Directions for this task: Looking through the listing, how many of its lines hold the word "xlabel"? Answer with only the number.

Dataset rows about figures
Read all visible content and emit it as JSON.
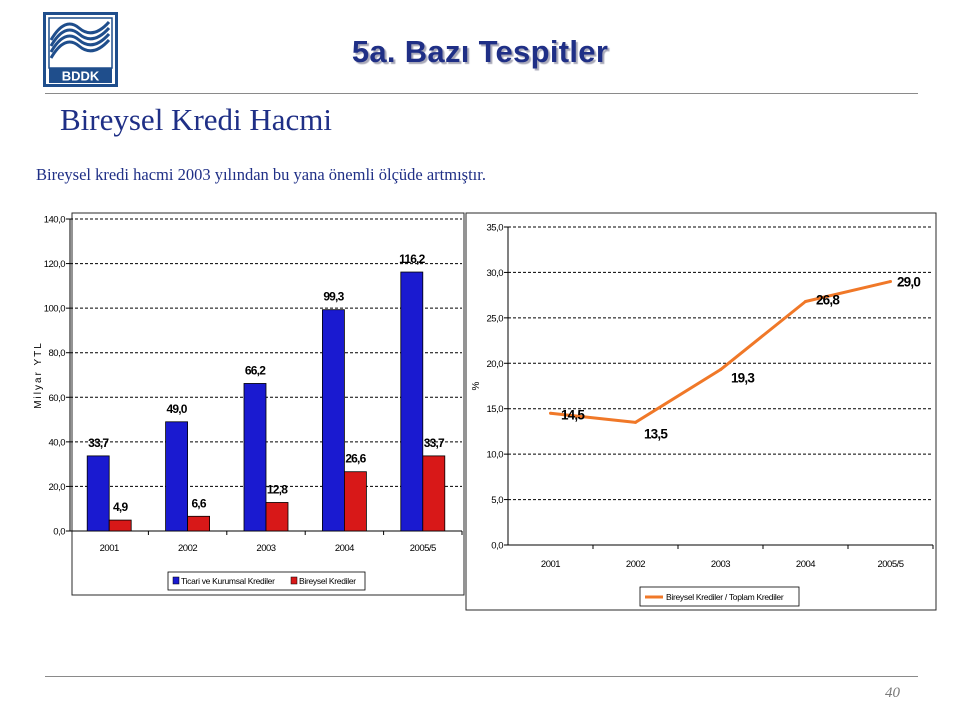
{
  "logo": {
    "text": "BDDK",
    "color": "#1f4e8c"
  },
  "header": {
    "title": "5a. Bazı Tespitler"
  },
  "section": {
    "title": "Bireysel Kredi Hacmi",
    "description": "Bireysel kredi hacmi 2003 yılından bu yana önemli ölçüde artmıştır."
  },
  "footer": {
    "page_number": "40"
  },
  "chart_data": [
    {
      "type": "bar",
      "categories": [
        "2001",
        "2002",
        "2003",
        "2004",
        "2005/5"
      ],
      "ylabel": "Milyar YTL",
      "ylim": [
        0,
        140
      ],
      "yticks": [
        "0,0",
        "20,0",
        "40,0",
        "60,0",
        "80,0",
        "100,0",
        "120,0",
        "140,0"
      ],
      "grid": true,
      "legend_position": "bottom",
      "series": [
        {
          "name": "Ticari ve Kurumsal Krediler",
          "color": "#1a1ad0",
          "values": [
            33.7,
            49.0,
            66.2,
            99.3,
            116.2
          ],
          "labels": [
            "33,7",
            "49,0",
            "66,2",
            "99,3",
            "116,2"
          ]
        },
        {
          "name": "Bireysel Krediler",
          "color": "#d81818",
          "values": [
            4.9,
            6.6,
            12.8,
            26.6,
            33.7
          ],
          "labels": [
            "4,9",
            "6,6",
            "12,8",
            "26,6",
            "33,7"
          ]
        }
      ]
    },
    {
      "type": "line",
      "categories": [
        "2001",
        "2002",
        "2003",
        "2004",
        "2005/5"
      ],
      "ylabel": "%",
      "ylim": [
        0,
        35
      ],
      "yticks": [
        "0,0",
        "5,0",
        "10,0",
        "15,0",
        "20,0",
        "25,0",
        "30,0",
        "35,0"
      ],
      "grid": true,
      "legend_position": "bottom",
      "series": [
        {
          "name": "Bireysel Krediler / Toplam Krediler",
          "color": "#f07828",
          "values": [
            14.5,
            13.5,
            19.3,
            26.8,
            29.0
          ],
          "labels": [
            "14,5",
            "13,5",
            "19,3",
            "26,8",
            "29,0"
          ]
        }
      ]
    }
  ]
}
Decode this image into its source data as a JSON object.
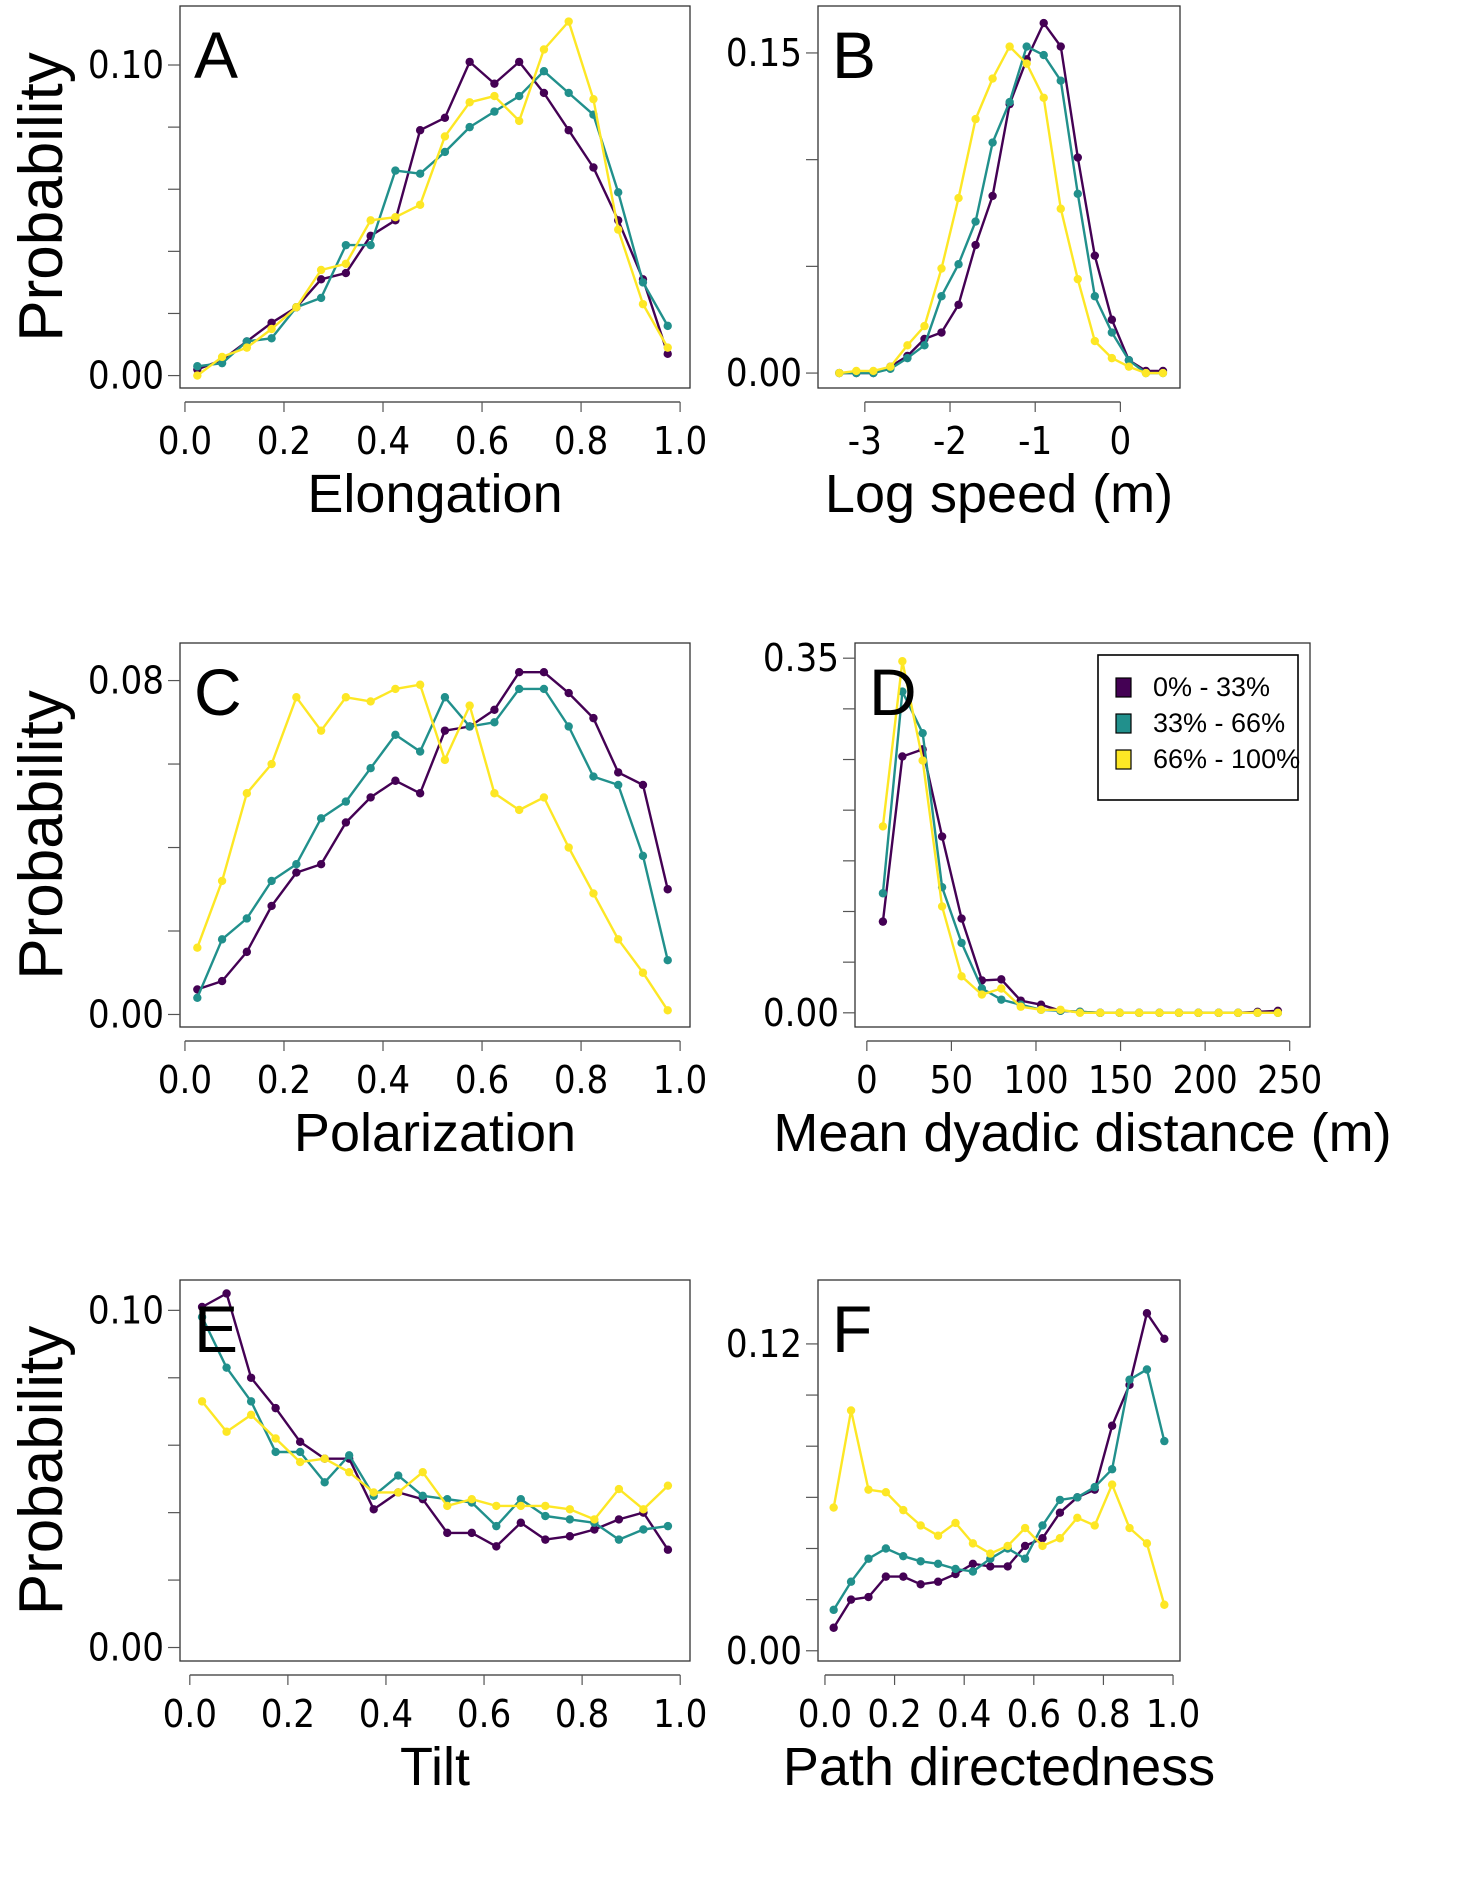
{
  "figure": {
    "series_styles": [
      {
        "name": "0% - 33%",
        "color": "#440154"
      },
      {
        "name": "33% - 66%",
        "color": "#21908C"
      },
      {
        "name": "66% - 100%",
        "color": "#FDE725"
      }
    ]
  },
  "chart_data": [
    {
      "panel": "A",
      "type": "line",
      "xlabel": "Elongation",
      "ylabel": "Probability",
      "xlim": [
        -0.01,
        1.02
      ],
      "ylim": [
        -0.004,
        0.119
      ],
      "xticks": [
        0.0,
        0.2,
        0.4,
        0.6,
        0.8,
        1.0
      ],
      "xtick_labels": [
        "0.0",
        "0.2",
        "0.4",
        "0.6",
        "0.8",
        "1.0"
      ],
      "yticks": [
        0.0,
        0.02,
        0.04,
        0.06,
        0.08,
        0.1
      ],
      "ytick_labels": [
        "0.00",
        "",
        "",
        "",
        "",
        "0.10"
      ],
      "x": [
        0.025,
        0.075,
        0.125,
        0.175,
        0.225,
        0.275,
        0.325,
        0.375,
        0.425,
        0.475,
        0.525,
        0.575,
        0.625,
        0.675,
        0.725,
        0.775,
        0.825,
        0.875,
        0.925,
        0.975
      ],
      "series": [
        {
          "name": "0% - 33%",
          "values": [
            0.002,
            0.005,
            0.011,
            0.017,
            0.022,
            0.031,
            0.033,
            0.045,
            0.05,
            0.079,
            0.083,
            0.101,
            0.094,
            0.101,
            0.091,
            0.079,
            0.067,
            0.05,
            0.031,
            0.007
          ]
        },
        {
          "name": "33% - 66%",
          "values": [
            0.003,
            0.004,
            0.011,
            0.012,
            0.022,
            0.025,
            0.042,
            0.042,
            0.066,
            0.065,
            0.072,
            0.08,
            0.085,
            0.09,
            0.098,
            0.091,
            0.084,
            0.059,
            0.03,
            0.016
          ]
        },
        {
          "name": "66% - 100%",
          "values": [
            0.0,
            0.006,
            0.009,
            0.015,
            0.022,
            0.034,
            0.036,
            0.05,
            0.051,
            0.055,
            0.077,
            0.088,
            0.09,
            0.082,
            0.105,
            0.114,
            0.089,
            0.047,
            0.023,
            0.009
          ]
        }
      ],
      "grid": false
    },
    {
      "panel": "B",
      "type": "line",
      "xlabel": "Log speed (m)",
      "ylabel": "",
      "xlim": [
        -3.55,
        0.7
      ],
      "ylim": [
        -0.007,
        0.172
      ],
      "xticks": [
        -3,
        -2,
        -1,
        0
      ],
      "xtick_labels": [
        "-3",
        "-2",
        "-1",
        "0"
      ],
      "yticks": [
        0.0,
        0.05,
        0.1,
        0.15
      ],
      "ytick_labels": [
        "0.00",
        "",
        "",
        "0.15"
      ],
      "x": [
        -3.3,
        -3.1,
        -2.9,
        -2.7,
        -2.5,
        -2.3,
        -2.1,
        -1.9,
        -1.7,
        -1.5,
        -1.3,
        -1.1,
        -0.9,
        -0.7,
        -0.5,
        -0.3,
        -0.1,
        0.1,
        0.3,
        0.5
      ],
      "series": [
        {
          "name": "0% - 33%",
          "values": [
            0.0,
            0.0,
            0.0,
            0.003,
            0.008,
            0.016,
            0.019,
            0.032,
            0.06,
            0.083,
            0.126,
            0.147,
            0.164,
            0.153,
            0.101,
            0.055,
            0.025,
            0.006,
            0.001,
            0.001
          ]
        },
        {
          "name": "33% - 66%",
          "values": [
            0.0,
            0.0,
            0.0,
            0.002,
            0.007,
            0.013,
            0.036,
            0.051,
            0.071,
            0.108,
            0.127,
            0.153,
            0.149,
            0.137,
            0.084,
            0.036,
            0.019,
            0.006,
            0.0,
            0.0
          ]
        },
        {
          "name": "66% - 100%",
          "values": [
            0.0,
            0.001,
            0.001,
            0.003,
            0.013,
            0.022,
            0.049,
            0.082,
            0.119,
            0.138,
            0.153,
            0.145,
            0.129,
            0.077,
            0.044,
            0.015,
            0.007,
            0.003,
            0.0,
            0.0
          ]
        }
      ],
      "grid": false
    },
    {
      "panel": "C",
      "type": "line",
      "xlabel": "Polarization",
      "ylabel": "Probability",
      "xlim": [
        -0.01,
        1.02
      ],
      "ylim": [
        -0.003,
        0.089
      ],
      "xticks": [
        0.0,
        0.2,
        0.4,
        0.6,
        0.8,
        1.0
      ],
      "xtick_labels": [
        "0.0",
        "0.2",
        "0.4",
        "0.6",
        "0.8",
        "1.0"
      ],
      "yticks": [
        0.0,
        0.02,
        0.04,
        0.06,
        0.08
      ],
      "ytick_labels": [
        "0.00",
        "",
        "",
        "",
        "0.08"
      ],
      "x": [
        0.025,
        0.075,
        0.125,
        0.175,
        0.225,
        0.275,
        0.325,
        0.375,
        0.425,
        0.475,
        0.525,
        0.575,
        0.625,
        0.675,
        0.725,
        0.775,
        0.825,
        0.875,
        0.925,
        0.975
      ],
      "series": [
        {
          "name": "0% - 33%",
          "values": [
            0.006,
            0.008,
            0.015,
            0.026,
            0.034,
            0.036,
            0.046,
            0.052,
            0.056,
            0.053,
            0.068,
            0.069,
            0.073,
            0.082,
            0.082,
            0.077,
            0.071,
            0.058,
            0.055,
            0.03
          ]
        },
        {
          "name": "33% - 66%",
          "values": [
            0.004,
            0.018,
            0.023,
            0.032,
            0.036,
            0.047,
            0.051,
            0.059,
            0.067,
            0.063,
            0.076,
            0.069,
            0.07,
            0.078,
            0.078,
            0.069,
            0.057,
            0.055,
            0.038,
            0.013
          ]
        },
        {
          "name": "66% - 100%",
          "values": [
            0.016,
            0.032,
            0.053,
            0.06,
            0.076,
            0.068,
            0.076,
            0.075,
            0.078,
            0.079,
            0.061,
            0.074,
            0.053,
            0.049,
            0.052,
            0.04,
            0.029,
            0.018,
            0.01,
            0.001
          ]
        }
      ],
      "grid": false
    },
    {
      "panel": "D",
      "type": "line",
      "xlabel": "Mean dyadic distance (m)",
      "ylabel": "",
      "xlim": [
        -7,
        262
      ],
      "ylim": [
        -0.014,
        0.365
      ],
      "xticks": [
        0,
        50,
        100,
        150,
        200,
        250
      ],
      "xtick_labels": [
        "0",
        "50",
        "100",
        "150",
        "200",
        "250"
      ],
      "yticks": [
        0.0,
        0.05,
        0.1,
        0.15,
        0.2,
        0.25,
        0.3,
        0.35
      ],
      "ytick_labels": [
        "0.00",
        "",
        "",
        "",
        "",
        "",
        "",
        "0.35"
      ],
      "x": [
        9.5,
        21,
        33,
        44.5,
        56,
        68,
        79.5,
        91,
        103,
        114.5,
        126,
        138,
        149.5,
        161,
        173,
        184.5,
        196,
        208,
        219.5,
        231,
        243
      ],
      "series": [
        {
          "name": "0% - 33%",
          "values": [
            0.09,
            0.253,
            0.26,
            0.174,
            0.093,
            0.032,
            0.033,
            0.012,
            0.008,
            0.002,
            0.001,
            0.0,
            0.0,
            0.0,
            0.0,
            0.0,
            0.0,
            0.0,
            0.0,
            0.001,
            0.002
          ]
        },
        {
          "name": "33% - 66%",
          "values": [
            0.118,
            0.317,
            0.276,
            0.124,
            0.069,
            0.024,
            0.013,
            0.008,
            0.003,
            0.002,
            0.001,
            0.0,
            0.0,
            0.0,
            0.0,
            0.0,
            0.0,
            0.0,
            0.0,
            0.0,
            0.0
          ]
        },
        {
          "name": "66% - 100%",
          "values": [
            0.184,
            0.347,
            0.249,
            0.105,
            0.036,
            0.018,
            0.024,
            0.006,
            0.003,
            0.003,
            0.0,
            0.0,
            0.0,
            0.0,
            0.0,
            0.0,
            0.0,
            0.0,
            0.0,
            0.0,
            0.0
          ]
        }
      ],
      "legend": {
        "position": "top-right",
        "entries": [
          "0% - 33%",
          "33% - 66%",
          "66% - 100%"
        ]
      },
      "grid": false
    },
    {
      "panel": "E",
      "type": "line",
      "xlabel": "Tilt",
      "ylabel": "Probability",
      "xlim": [
        -0.02,
        1.02
      ],
      "ylim": [
        -0.004,
        0.109
      ],
      "xticks": [
        0.0,
        0.2,
        0.4,
        0.6,
        0.8,
        1.0
      ],
      "xtick_labels": [
        "0.0",
        "0.2",
        "0.4",
        "0.6",
        "0.8",
        "1.0"
      ],
      "yticks": [
        0.0,
        0.02,
        0.04,
        0.06,
        0.08,
        0.1
      ],
      "ytick_labels": [
        "0.00",
        "",
        "",
        "",
        "",
        "0.10"
      ],
      "x": [
        0.025,
        0.075,
        0.125,
        0.175,
        0.225,
        0.275,
        0.325,
        0.375,
        0.425,
        0.475,
        0.525,
        0.575,
        0.625,
        0.675,
        0.725,
        0.775,
        0.825,
        0.875,
        0.925,
        0.975
      ],
      "series": [
        {
          "name": "0% - 33%",
          "values": [
            0.101,
            0.105,
            0.08,
            0.071,
            0.061,
            0.056,
            0.056,
            0.041,
            0.046,
            0.044,
            0.034,
            0.034,
            0.03,
            0.037,
            0.032,
            0.033,
            0.035,
            0.038,
            0.04,
            0.029
          ]
        },
        {
          "name": "33% - 66%",
          "values": [
            0.098,
            0.083,
            0.073,
            0.058,
            0.058,
            0.049,
            0.057,
            0.045,
            0.051,
            0.045,
            0.044,
            0.043,
            0.036,
            0.044,
            0.039,
            0.038,
            0.037,
            0.032,
            0.035,
            0.036
          ]
        },
        {
          "name": "66% - 100%",
          "values": [
            0.073,
            0.064,
            0.069,
            0.062,
            0.055,
            0.056,
            0.052,
            0.046,
            0.046,
            0.052,
            0.042,
            0.044,
            0.042,
            0.042,
            0.042,
            0.041,
            0.038,
            0.047,
            0.041,
            0.048
          ]
        }
      ],
      "grid": false
    },
    {
      "panel": "F",
      "type": "line",
      "xlabel": "Path directedness",
      "ylabel": "",
      "xlim": [
        -0.02,
        1.02
      ],
      "ylim": [
        -0.004,
        0.145
      ],
      "xticks": [
        0.0,
        0.2,
        0.4,
        0.6,
        0.8,
        1.0
      ],
      "xtick_labels": [
        "0.0",
        "0.2",
        "0.4",
        "0.6",
        "0.8",
        "1.0"
      ],
      "yticks": [
        0.0,
        0.02,
        0.04,
        0.06,
        0.08,
        0.1,
        0.12
      ],
      "ytick_labels": [
        "0.00",
        "",
        "",
        "",
        "",
        "",
        "0.12"
      ],
      "x": [
        0.025,
        0.075,
        0.125,
        0.175,
        0.225,
        0.275,
        0.325,
        0.375,
        0.425,
        0.475,
        0.525,
        0.575,
        0.625,
        0.675,
        0.725,
        0.775,
        0.825,
        0.875,
        0.925,
        0.975
      ],
      "series": [
        {
          "name": "0% - 33%",
          "values": [
            0.009,
            0.02,
            0.021,
            0.029,
            0.029,
            0.026,
            0.027,
            0.03,
            0.034,
            0.033,
            0.033,
            0.041,
            0.044,
            0.054,
            0.06,
            0.063,
            0.088,
            0.104,
            0.132,
            0.122
          ]
        },
        {
          "name": "33% - 66%",
          "values": [
            0.016,
            0.027,
            0.036,
            0.04,
            0.037,
            0.035,
            0.034,
            0.032,
            0.031,
            0.036,
            0.04,
            0.036,
            0.049,
            0.059,
            0.06,
            0.064,
            0.071,
            0.106,
            0.11,
            0.082
          ]
        },
        {
          "name": "66% - 100%",
          "values": [
            0.056,
            0.094,
            0.063,
            0.062,
            0.055,
            0.049,
            0.045,
            0.05,
            0.042,
            0.038,
            0.041,
            0.048,
            0.041,
            0.044,
            0.052,
            0.049,
            0.065,
            0.048,
            0.042,
            0.018
          ]
        }
      ],
      "grid": false
    }
  ]
}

The result: 6